REQUIREMENTS:
Go through the listing and copy each line with the string "which".

SUPPLIED DATA:
▬▬▬▬▬▬▬▬▬▬

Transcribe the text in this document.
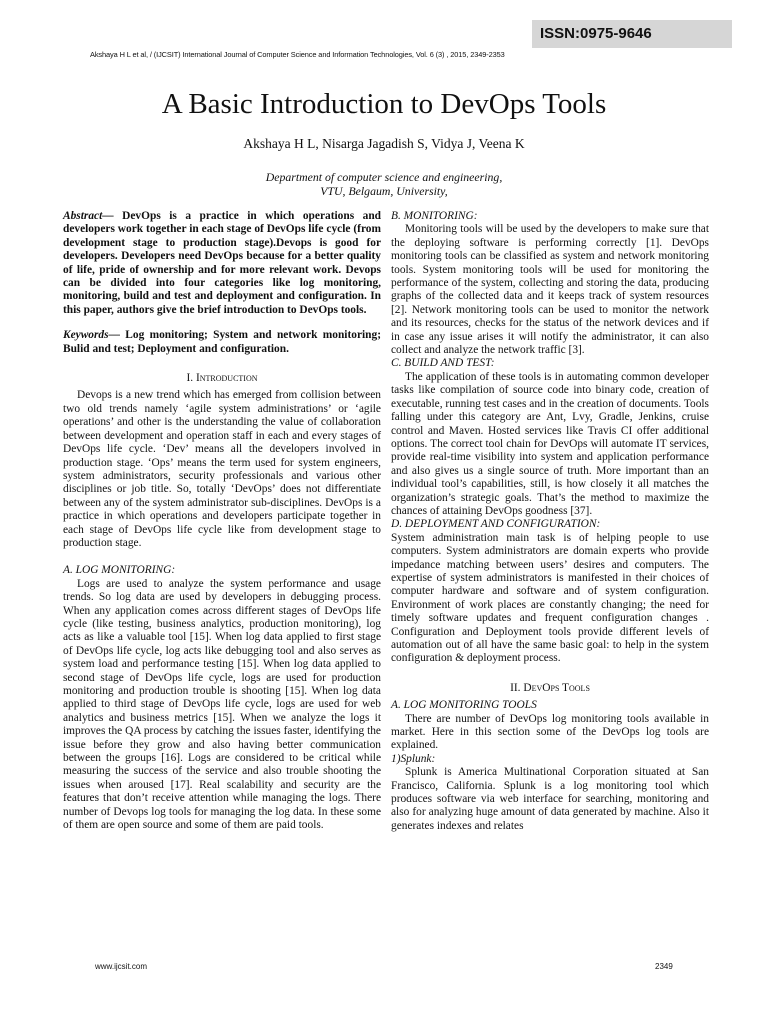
ISSN:0975-9646
Akshaya H L et al, / (IJCSIT) International Journal of Computer Science and Information Technologies, Vol. 6 (3) , 2015, 2349-2353
A Basic Introduction to DevOps Tools
Akshaya H L, Nisarga Jagadish S, Vidya J, Veena K
Department of computer science and engineering,
VTU, Belgaum, University,

Abstract— DevOps is a practice in which operations and developers work together in each stage of DevOps life cycle (from development stage to production stage).Devops is good for developers. Developers need DevOps because for a better quality of life, pride of ownership and for more relevant work. Devops can be divided into four categories like log monitoring, monitoring, build and test and deployment and configuration. In this paper, authors give the brief introduction to DevOps tools.

Keywords— Log monitoring; System and network monitoring; Bulid and test; Deployment and configuration.

I. Introduction

Devops is a new trend which has emerged from collision between two old trends namely ‘agile system administrations’ or ‘agile operations’ and other is the understanding the value of collaboration between development and operation staff in each and every stages of DevOps life cycle. ‘Dev’ means all the developers involved in production stage. ‘Ops’ means the term used for system engineers, system administrators, security professionals and various other disciplines or job title. So, totally ‘DevOps’ does not differentiate between any of the system administrator sub-disciplines. DevOps is a practice in which operations and developers participate together in each stage of DevOps life cycle like from development stage to production stage.

A. LOG MONITORING:

Logs are used to analyze the system performance and usage trends. So log data are used by developers in debugging process. When any application comes across different stages of DevOps life cycle (like testing, business analytics, production monitoring), log acts as like a valuable tool [15]. When log data applied to first stage of DevOps life cycle, log acts like debugging tool and also serves as system load and performance testing [15]. When log data applied to second stage of DevOps life cycle, logs are used for production monitoring and production trouble is shooting [15]. When log data applied to third stage of DevOps life cycle, logs are used for web analytics and business metrics [15]. When we analyze the logs it improves the QA process by catching the issues faster, identifying the issue before they grow and also having better communication between the groups [16]. Logs are considered to be critical while measuring the success of the service and also trouble shooting the issues when aroused [17]. Real scalability and security are the features that don’t receive attention while managing the logs. There number of Devops log tools for managing the log data. In these some of them are open source and some of them are paid tools.

B. MONITORING:

Monitoring tools will be used by the developers to make sure that the deploying software is performing correctly [1]. DevOps monitoring tools can be classified as system and network monitoring tools. System monitoring tools will be used for monitoring the performance of the system, collecting and storing the data, producing graphs of the collected data and it keeps track of system resources [2]. Network monitoring tools can be used to monitor the network and its resources, checks for the status of the network devices and if in case any issue arises it will notify the administrator, it can also collect and analyze the network traffic [3].

C. BUILD AND TEST:

The application of these tools is in automating common developer tasks like compilation of source code into binary code, creation of executable, running test cases and in the creation of documents. Tools falling under this category are Ant, Lvy, Gradle, Jenkins, cruise control and Maven. Hosted services like Travis CI offer additional options. The correct tool chain for DevOps will automate IT services, provide real-time visibility into system and application performance and also gives us a single source of truth. More important than an individual tool’s capabilities, still, is how closely it all matches the organization’s strategic goals. That’s the method to maximize the chances of attaining DevOps goodness [37].

D. DEPLOYMENT AND CONFIGURATION:

System administration main task is of helping people to use computers. System administrators are domain experts who provide impedance matching between users’ desires and computers. The expertise of system administrators is manifested in their choices of computer hardware and software and of system configuration. Environment of work places are constantly changing; the need for timely software updates and frequent configuration changes . Configuration and Deployment tools provide different levels of automation out of all have the same basic goal: to help in the system configuration & deployment process.

II. DevOps Tools

A. LOG MONITORING TOOLS

There are number of DevOps log monitoring tools available in market. Here in this section some of the DevOps log tools are explained.

1)Splunk:

Splunk is America Multinational Corporation situated at San Francisco, California. Splunk is a log monitoring tool which produces software via web interface for searching, monitoring and also for analyzing huge amount of data generated by machine. Also it generates indexes and relates

www.ijcsit.com	2349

▬▬▬▬▬▬▬▬▬▬

EXPECTED ANSWER:
Abstract— DevOps is a practice in which operations and developers work together in each stage of DevOps life cycle (from development stage to production stage).Devops is good for developers. Developers need DevOps because for a better quality of life, pride of ownership and for more relevant work. Devops can be divided into four categories like log monitoring, monitoring, build and test and deployment and configuration. In this paper, authors give the brief introduction to DevOps tools.
Devops is a new trend which has emerged from collision between two old trends namely ‘agile system administrations’ or ‘agile operations’ and other is the understanding the value of collaboration between development and operation staff in each and every stages of DevOps life cycle. ‘Dev’ means all the developers involved in production stage. ‘Ops’ means the term used for system engineers, system administrators, security professionals and various other disciplines or job title. So, totally ‘DevOps’ does not differentiate between any of the system administrator sub-disciplines. DevOps is a practice in which operations and developers participate together in each stage of DevOps life cycle like from development stage to production stage.
Splunk is America Multinational Corporation situated at San Francisco, California. Splunk is a log monitoring tool which produces software via web interface for searching, monitoring and also for analyzing huge amount of data generated by machine. Also it generates indexes and relates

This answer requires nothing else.